Start of Data supplied
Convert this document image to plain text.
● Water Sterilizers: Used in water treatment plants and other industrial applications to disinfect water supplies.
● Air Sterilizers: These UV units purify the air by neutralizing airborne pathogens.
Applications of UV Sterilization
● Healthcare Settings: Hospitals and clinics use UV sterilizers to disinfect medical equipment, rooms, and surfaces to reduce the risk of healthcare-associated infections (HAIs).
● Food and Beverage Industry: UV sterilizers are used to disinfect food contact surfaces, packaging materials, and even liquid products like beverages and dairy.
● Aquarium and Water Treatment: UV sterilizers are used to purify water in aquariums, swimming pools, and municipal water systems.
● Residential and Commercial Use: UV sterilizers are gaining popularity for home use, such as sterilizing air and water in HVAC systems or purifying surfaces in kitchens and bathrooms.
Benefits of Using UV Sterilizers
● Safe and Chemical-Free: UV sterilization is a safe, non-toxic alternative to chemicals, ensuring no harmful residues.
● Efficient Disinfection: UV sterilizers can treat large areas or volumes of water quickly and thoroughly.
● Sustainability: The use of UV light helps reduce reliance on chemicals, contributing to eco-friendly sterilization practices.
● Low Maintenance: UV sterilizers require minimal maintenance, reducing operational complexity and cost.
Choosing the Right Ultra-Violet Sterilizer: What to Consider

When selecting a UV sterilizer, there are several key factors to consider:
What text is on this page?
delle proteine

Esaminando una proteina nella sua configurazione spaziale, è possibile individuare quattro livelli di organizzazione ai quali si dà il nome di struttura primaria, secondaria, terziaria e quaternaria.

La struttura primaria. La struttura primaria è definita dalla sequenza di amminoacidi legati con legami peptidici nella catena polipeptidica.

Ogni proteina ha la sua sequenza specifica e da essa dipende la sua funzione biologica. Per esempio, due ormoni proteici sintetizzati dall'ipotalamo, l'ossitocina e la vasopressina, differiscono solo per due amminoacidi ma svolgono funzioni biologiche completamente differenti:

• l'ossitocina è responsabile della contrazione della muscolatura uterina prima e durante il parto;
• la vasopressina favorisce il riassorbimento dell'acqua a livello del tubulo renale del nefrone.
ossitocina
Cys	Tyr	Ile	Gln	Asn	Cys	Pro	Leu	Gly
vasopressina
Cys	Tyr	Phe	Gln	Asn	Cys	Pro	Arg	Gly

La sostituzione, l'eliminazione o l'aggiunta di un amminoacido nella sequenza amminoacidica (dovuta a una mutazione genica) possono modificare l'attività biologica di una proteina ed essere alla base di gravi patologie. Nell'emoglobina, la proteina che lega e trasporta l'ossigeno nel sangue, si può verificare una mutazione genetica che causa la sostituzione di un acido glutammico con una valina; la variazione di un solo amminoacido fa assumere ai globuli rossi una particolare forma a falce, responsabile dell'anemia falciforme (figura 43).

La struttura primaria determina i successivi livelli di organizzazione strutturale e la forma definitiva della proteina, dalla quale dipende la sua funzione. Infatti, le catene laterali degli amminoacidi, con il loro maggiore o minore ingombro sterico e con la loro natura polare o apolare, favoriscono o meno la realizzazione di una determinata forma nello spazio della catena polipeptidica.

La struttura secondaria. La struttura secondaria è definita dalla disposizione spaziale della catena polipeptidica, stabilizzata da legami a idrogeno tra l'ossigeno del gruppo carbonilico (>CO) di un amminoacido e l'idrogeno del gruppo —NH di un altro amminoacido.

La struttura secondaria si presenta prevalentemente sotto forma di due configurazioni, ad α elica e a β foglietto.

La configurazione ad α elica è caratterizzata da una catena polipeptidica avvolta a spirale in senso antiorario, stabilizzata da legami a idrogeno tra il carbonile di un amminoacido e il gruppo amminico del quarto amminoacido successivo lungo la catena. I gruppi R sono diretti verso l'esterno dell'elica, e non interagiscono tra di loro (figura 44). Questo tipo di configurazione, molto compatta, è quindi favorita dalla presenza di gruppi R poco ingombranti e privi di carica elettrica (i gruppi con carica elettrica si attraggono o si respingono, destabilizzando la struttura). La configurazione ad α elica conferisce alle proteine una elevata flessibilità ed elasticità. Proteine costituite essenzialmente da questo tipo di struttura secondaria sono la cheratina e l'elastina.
End of Data supplied
* **Required work**: Take from the listing above each line in which the string "definita" is found.

* **Task output**:
La struttura primaria. La struttura primaria è definita dalla sequenza di amminoacidi legati con legami peptidici nella catena polipeptidica.
La struttura secondaria. La struttura secondaria è definita dalla disposizione spaziale della catena polipeptidica, stabilizzata da legami a idrogeno tra l'ossigeno del gruppo carbonilico (>CO) di un amminoacido e l'idrogeno del gruppo —NH di un altro amminoacido.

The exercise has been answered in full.